Data excerpts:
------------------------------
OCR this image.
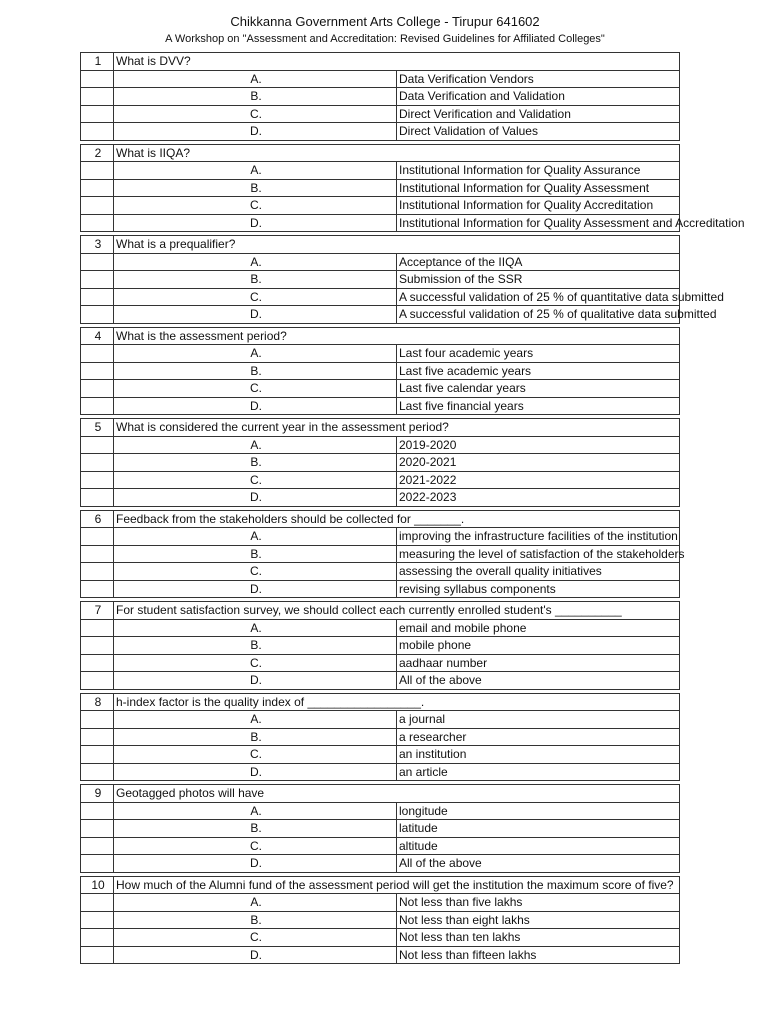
Chikkanna Government Arts College - Tirupur 641602
A Workshop on "Assessment and Accreditation: Revised Guidelines for Affiliated Colleges"
1	What is DVV?	
	A.	Data Verification Vendors
	B.	Data Verification and Validation
	C.	Direct Verification and Validation
	D.	Direct Validation of Values
2	What is IIQA?	
	A.	Institutional Information for Quality Assurance
	B.	Institutional Information for Quality Assessment
	C.	Institutional Information for Quality Accreditation
	D.	Institutional Information for Quality Assessment and Accreditation
3	What is a prequalifier?	
	A.	Acceptance of the IIQA
	B.	Submission of the SSR
	C.	A successful validation of 25 % of quantitative data submitted
	D.	A successful validation of 25 % of qualitative data submitted
4	What is the assessment period?	
	A.	Last four academic years
	B.	Last five academic years
	C.	Last five calendar years
	D.	Last five financial years
5	What is considered the current year in the assessment period?	
	A.	2019-2020
	B.	2020-2021
	C.	2021-2022
	D.	2022-2023
6	Feedback from the stakeholders should be collected for _______.	
	A.	improving the infrastructure facilities of the institution
	B.	measuring the level of satisfaction of the stakeholders
	C.	assessing the overall quality initiatives
	D.	revising syllabus components
7	For student satisfaction survey, we should collect each currently enrolled student's __________	
	A.	email and mobile phone
	B.	mobile phone
	C.	aadhaar number
	D.	All of the above
8	h-index factor is the quality index of _________________.	
	A.	a journal
	B.	a researcher
	C.	an institution
	D.	an article
9	Geotagged photos will have	
	A.	longitude
	B.	latitude
	C.	altitude
	D.	All of the above
10	How much of the Alumni fund of the assessment period will get the institution the maximum score of five?	
	A.	Not less than five lakhs
	B.	Not less than eight lakhs
	C.	Not less than ten lakhs
	D.	Not less than fifteen lakhs
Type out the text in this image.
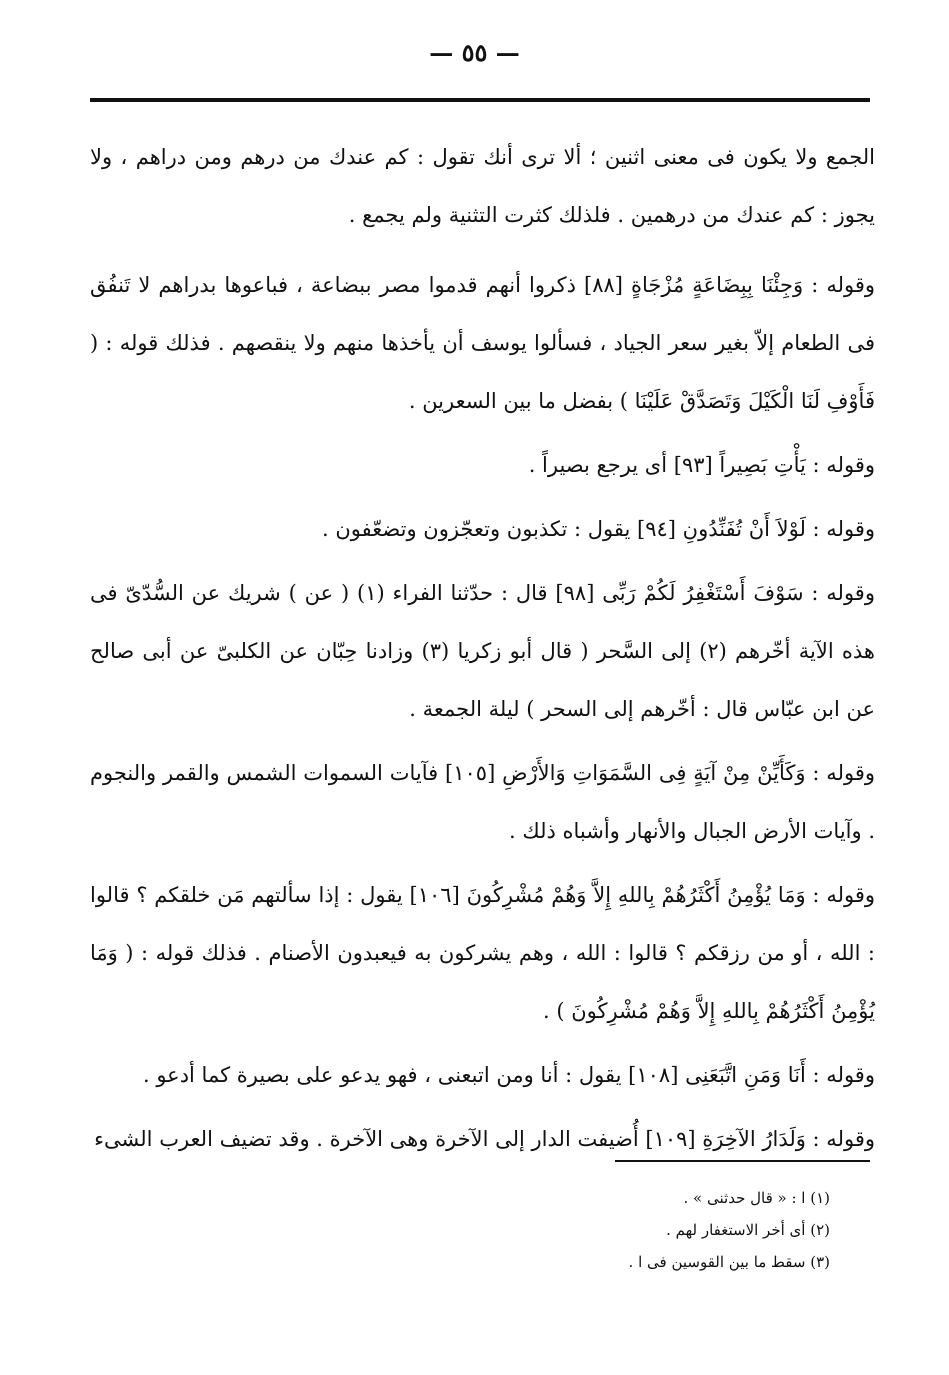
— ٥٥ —

الجمع ولا يكون فى معنى اثنين ؛ ألا ترى أنك تقول : كم عندك من درهم ومن دراهم ، ولا يجوز : كم عندك من درهمين . فلذلك كثرت التثنية ولم يجمع .

وقوله : وَجِئْنَا بِبِضَاعَةٍ مُزْجَاةٍ [٨٨] ذكروا أنهم قدموا مصر ببضاعة ، فباعوها بدراهم لا تَنفُق فى الطعام إلاّ بغير سعر الجياد ، فسألوا يوسف أن يأخذها منهم ولا ينقصهم . فذلك قوله : ( فَأَوْفِ لَنَا الْكَيْلَ وَتَصَدَّقْ عَلَيْنَا ) بفضل ما بين السعرين .

وقوله : يَأْتِ بَصِيراً [٩٣] أى يرجع بصيراً .

وقوله : لَوْلاَ أَنْ تُفَنِّدُونِ [٩٤] يقول : تكذبون وتعجّزون وتضعّفون .

وقوله : سَوْفَ أَسْتَغْفِرُ لَكُمْ رَبِّى [٩٨] قال : حدّثنا الفراء (١) ( عن ) شريك عن السُّدّىّ فى هذه الآية أخّرهم (٢) إلى السَّحر ( قال أبو زكريا (٣) وزادنا حِبّان عن الكلبىّ عن أبى صالح عن ابن عبّاس قال : أخّرهم إلى السحر ) ليلة الجمعة .

وقوله : وَكَأَيِّنْ مِنْ آيَةٍ فِى السَّمَوَاتِ وَالأَرْضِ [١٠٥] فآيات السموات الشمس والقمر والنجوم . وآيات الأرض الجبال والأنهار وأشباه ذلك .

وقوله : وَمَا يُؤْمِنُ أَكْثَرُهُمْ بِاللهِ إِلاَّ وَهُمْ مُشْرِكُونَ [١٠٦] يقول : إذا سألتهم مَن خلقكم ؟ قالوا : الله ، أو من رزقكم ؟ قالوا : الله ، وهم يشركون به فيعبدون الأصنام . فذلك قوله : ( وَمَا يُؤْمِنُ أَكْثَرُهُمْ بِاللهِ إِلاَّ وَهُمْ مُشْرِكُونَ ) .

وقوله : أَنَا وَمَنِ اتَّبَعَنِى [١٠٨] يقول : أنا ومن اتبعنى ، فهو يدعو على بصيرة كما أدعو .

وقوله : وَلَدَارُ الآخِرَةِ [١٠٩] أُضيفت الدار إلى الآخرة وهى الآخرة . وقد تضيف العرب الشىء

(١) ا : « قال حدثنى » .

(٢) أى أخر الاستغفار لهم .

(٣) سقط ما بين القوسين فى ا .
------------------------------
### To do
Leave out the pictures and reproduce the rest of the listing exactly.

### Answer
OCR this image.
Chikkanna Government Arts College - Tirupur 641602
A Workshop on "Assessment and Accreditation: Revised Guidelines for Affiliated Colleges"
1	What is DVV?	
	A.	Data Verification Vendors
	B.	Data Verification and Validation
	C.	Direct Verification and Validation
	D.	Direct Validation of Values
2	What is IIQA?	
	A.	Institutional Information for Quality Assurance
	B.	Institutional Information for Quality Assessment
	C.	Institutional Information for Quality Accreditation
	D.	Institutional Information for Quality Assessment and Accreditation
3	What is a prequalifier?	
	A.	Acceptance of the IIQA
	B.	Submission of the SSR
	C.	A successful validation of 25 % of quantitative data submitted
	D.	A successful validation of 25 % of qualitative data submitted
4	What is the assessment period?	
	A.	Last four academic years
	B.	Last five academic years
	C.	Last five calendar years
	D.	Last five financial years
5	What is considered the current year in the assessment period?	
	A.	2019-2020
	B.	2020-2021
	C.	2021-2022
	D.	2022-2023
6	Feedback from the stakeholders should be collected for _______.	
	A.	improving the infrastructure facilities of the institution
	B.	measuring the level of satisfaction of the stakeholders
	C.	assessing the overall quality initiatives
	D.	revising syllabus components
7	For student satisfaction survey, we should collect each currently enrolled student's __________	
	A.	email and mobile phone
	B.	mobile phone
	C.	aadhaar number
	D.	All of the above
8	h-index factor is the quality index of _________________.	
	A.	a journal
	B.	a researcher
	C.	an institution
	D.	an article
9	Geotagged photos will have	
	A.	longitude
	B.	latitude
	C.	altitude
	D.	All of the above
10	How much of the Alumni fund of the assessment period will get the institution the maximum score of five?	
	A.	Not less than five lakhs
	B.	Not less than eight lakhs
	C.	Not less than ten lakhs
	D.	Not less than fifteen lakhs
Type out the text in this image.
— ٥٥ —

الجمع ولا يكون فى معنى اثنين ؛ ألا ترى أنك تقول : كم عندك من درهم ومن دراهم ، ولا يجوز : كم عندك من درهمين . فلذلك كثرت التثنية ولم يجمع .

وقوله : وَجِئْنَا بِبِضَاعَةٍ مُزْجَاةٍ [٨٨] ذكروا أنهم قدموا مصر ببضاعة ، فباعوها بدراهم لا تَنفُق فى الطعام إلاّ بغير سعر الجياد ، فسألوا يوسف أن يأخذها منهم ولا ينقصهم . فذلك قوله : ( فَأَوْفِ لَنَا الْكَيْلَ وَتَصَدَّقْ عَلَيْنَا ) بفضل ما بين السعرين .

وقوله : يَأْتِ بَصِيراً [٩٣] أى يرجع بصيراً .

وقوله : لَوْلاَ أَنْ تُفَنِّدُونِ [٩٤] يقول : تكذبون وتعجّزون وتضعّفون .

وقوله : سَوْفَ أَسْتَغْفِرُ لَكُمْ رَبِّى [٩٨] قال : حدّثنا الفراء (١) ( عن ) شريك عن السُّدّىّ فى هذه الآية أخّرهم (٢) إلى السَّحر ( قال أبو زكريا (٣) وزادنا حِبّان عن الكلبىّ عن أبى صالح عن ابن عبّاس قال : أخّرهم إلى السحر ) ليلة الجمعة .

وقوله : وَكَأَيِّنْ مِنْ آيَةٍ فِى السَّمَوَاتِ وَالأَرْضِ [١٠٥] فآيات السموات الشمس والقمر والنجوم . وآيات الأرض الجبال والأنهار وأشباه ذلك .

وقوله : وَمَا يُؤْمِنُ أَكْثَرُهُمْ بِاللهِ إِلاَّ وَهُمْ مُشْرِكُونَ [١٠٦] يقول : إذا سألتهم مَن خلقكم ؟ قالوا : الله ، أو من رزقكم ؟ قالوا : الله ، وهم يشركون به فيعبدون الأصنام . فذلك قوله : ( وَمَا يُؤْمِنُ أَكْثَرُهُمْ بِاللهِ إِلاَّ وَهُمْ مُشْرِكُونَ ) .

وقوله : أَنَا وَمَنِ اتَّبَعَنِى [١٠٨] يقول : أنا ومن اتبعنى ، فهو يدعو على بصيرة كما أدعو .

وقوله : وَلَدَارُ الآخِرَةِ [١٠٩] أُضيفت الدار إلى الآخرة وهى الآخرة . وقد تضيف العرب الشىء

(١) ا : « قال حدثنى » .

(٢) أى أخر الاستغفار لهم .

(٣) سقط ما بين القوسين فى ا .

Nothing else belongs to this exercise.